• Exercise prompt
Set down the records once more, please, exactly and with the pictures left out.

◆ ◆ ◆ ◆ ◆

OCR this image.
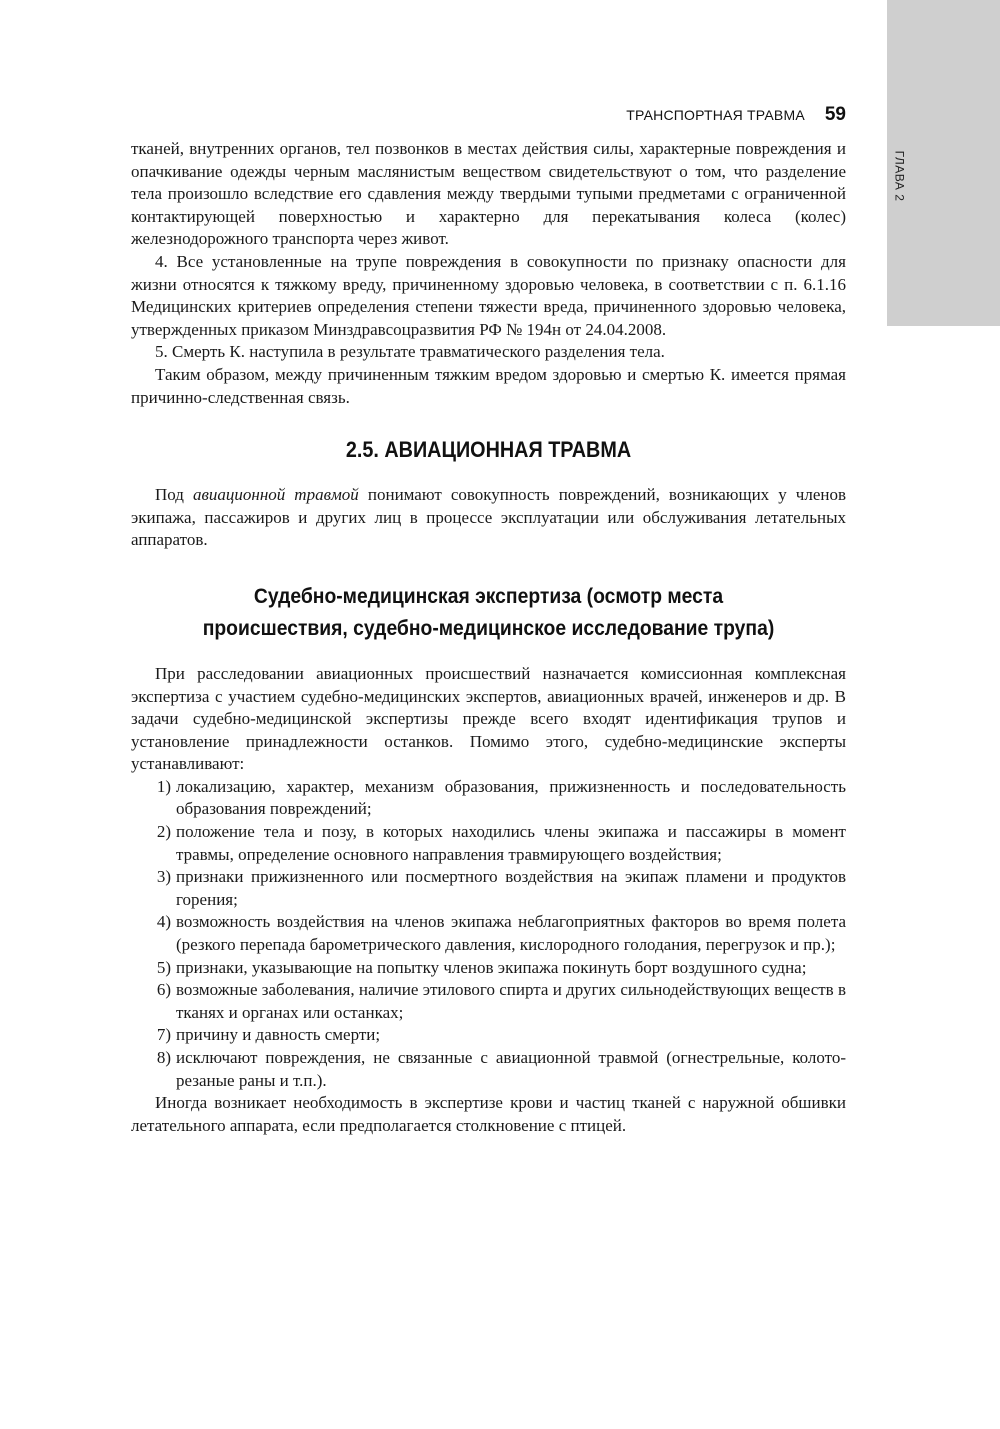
ГЛАВА 2
ТРАНСПОРТНАЯ ТРАВМА 59

тканей, внутренних органов, тел позвонков в местах действия силы, характерные повреждения и опачкивание одежды черным маслянистым веществом свидетельствуют о том, что разделение тела произошло вследствие его сдавления между твердыми тупыми предметами с ограниченной контактирующей поверхностью и характерно для перекатывания колеса (колес) железнодорожного транспорта через живот.

4. Все установленные на трупе повреждения в совокупности по признаку опасности для жизни относятся к тяжкому вреду, причиненному здоровью человека, в соответствии с п. 6.1.16 Медицинских критериев определения степени тяжести вреда, причиненного здоровью человека, утвержденных приказом Минздравсоцразвития РФ № 194н от 24.04.2008.

5. Смерть К. наступила в результате травматического разделения тела.

Таким образом, между причиненным тяжким вредом здоровью и смертью К. имеется прямая причинно-следственная связь.

2.5. АВИАЦИОННАЯ ТРАВМА

Под авиационной травмой понимают совокупность повреждений, возникающих у членов экипажа, пассажиров и других лиц в процессе эксплуатации или обслуживания летательных аппаратов.

Судебно-медицинская экспертиза (осмотр места
происшествия, судебно-медицинское исследование трупа)

При расследовании авиационных происшествий назначается комиссионная комплексная экспертиза с участием судебно-медицинских экспертов, авиационных врачей, инженеров и др. В задачи судебно-медицинской экспертизы прежде всего входят идентификация трупов и установление принадлежности останков. Помимо этого, судебно-медицинские эксперты устанавливают:

1) локализацию, характер, механизм образования, прижизненность и последовательность образования повреждений;
2) положение тела и позу, в которых находились члены экипажа и пассажиры в момент травмы, определение основного направления травмирующего воздействия;
3) признаки прижизненного или посмертного воздействия на экипаж пламени и продуктов горения;
4) возможность воздействия на членов экипажа неблагоприятных факторов во время полета (резкого перепада барометрического давления, кислородного голодания, перегрузок и пр.);
5) признаки, указывающие на попытку членов экипажа покинуть борт воздушного судна;
6) возможные заболевания, наличие этилового спирта и других сильнодействующих веществ в тканях и органах или останках;
7) причину и давность смерти;
8) исключают повреждения, не связанные с авиационной травмой (огнестрельные, колото-резаные раны и т.п.).

Иногда возникает необходимость в экспертизе крови и частиц тканей с наружной обшивки летательного аппарата, если предполагается столкновение с птицей.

◆ ◆ ◆ ◆ ◆

• Task solution
OCR this image.
ГЛАВА 2
ТРАНСПОРТНАЯ ТРАВМА 59

тканей, внутренних органов, тел позвонков в местах действия силы, характерные повреждения и опачкивание одежды черным маслянистым веществом свидетельствуют о том, что разделение тела произошло вследствие его сдавления между твердыми тупыми предметами с ограниченной контактирующей поверхностью и характерно для перекатывания колеса (колес) железнодорожного транспорта через живот.

4. Все установленные на трупе повреждения в совокупности по признаку опасности для жизни относятся к тяжкому вреду, причиненному здоровью человека, в соответствии с п. 6.1.16 Медицинских критериев определения степени тяжести вреда, причиненного здоровью человека, утвержденных приказом Минздравсоцразвития РФ № 194н от 24.04.2008.

5. Смерть К. наступила в результате травматического разделения тела.

Таким образом, между причиненным тяжким вредом здоровью и смертью К. имеется прямая причинно-следственная связь.

2.5. АВИАЦИОННАЯ ТРАВМА

Под авиационной травмой понимают совокупность повреждений, возникающих у членов экипажа, пассажиров и других лиц в процессе эксплуатации или обслуживания летательных аппаратов.

Судебно-медицинская экспертиза (осмотр места
происшествия, судебно-медицинское исследование трупа)

При расследовании авиационных происшествий назначается комиссионная комплексная экспертиза с участием судебно-медицинских экспертов, авиационных врачей, инженеров и др. В задачи судебно-медицинской экспертизы прежде всего входят идентификация трупов и установление принадлежности останков. Помимо этого, судебно-медицинские эксперты устанавливают:

1) локализацию, характер, механизм образования, прижизненность и последовательность образования повреждений;
2) положение тела и позу, в которых находились члены экипажа и пассажиры в момент травмы, определение основного направления травмирующего воздействия;
3) признаки прижизненного или посмертного воздействия на экипаж пламени и продуктов горения;
4) возможность воздействия на членов экипажа неблагоприятных факторов во время полета (резкого перепада барометрического давления, кислородного голодания, перегрузок и пр.);
5) признаки, указывающие на попытку членов экипажа покинуть борт воздушного судна;
6) возможные заболевания, наличие этилового спирта и других сильнодействующих веществ в тканях и органах или останках;
7) причину и давность смерти;
8) исключают повреждения, не связанные с авиационной травмой (огнестрельные, колото-резаные раны и т.п.).

Иногда возникает необходимость в экспертизе крови и частиц тканей с наружной обшивки летательного аппарата, если предполагается столкновение с птицей.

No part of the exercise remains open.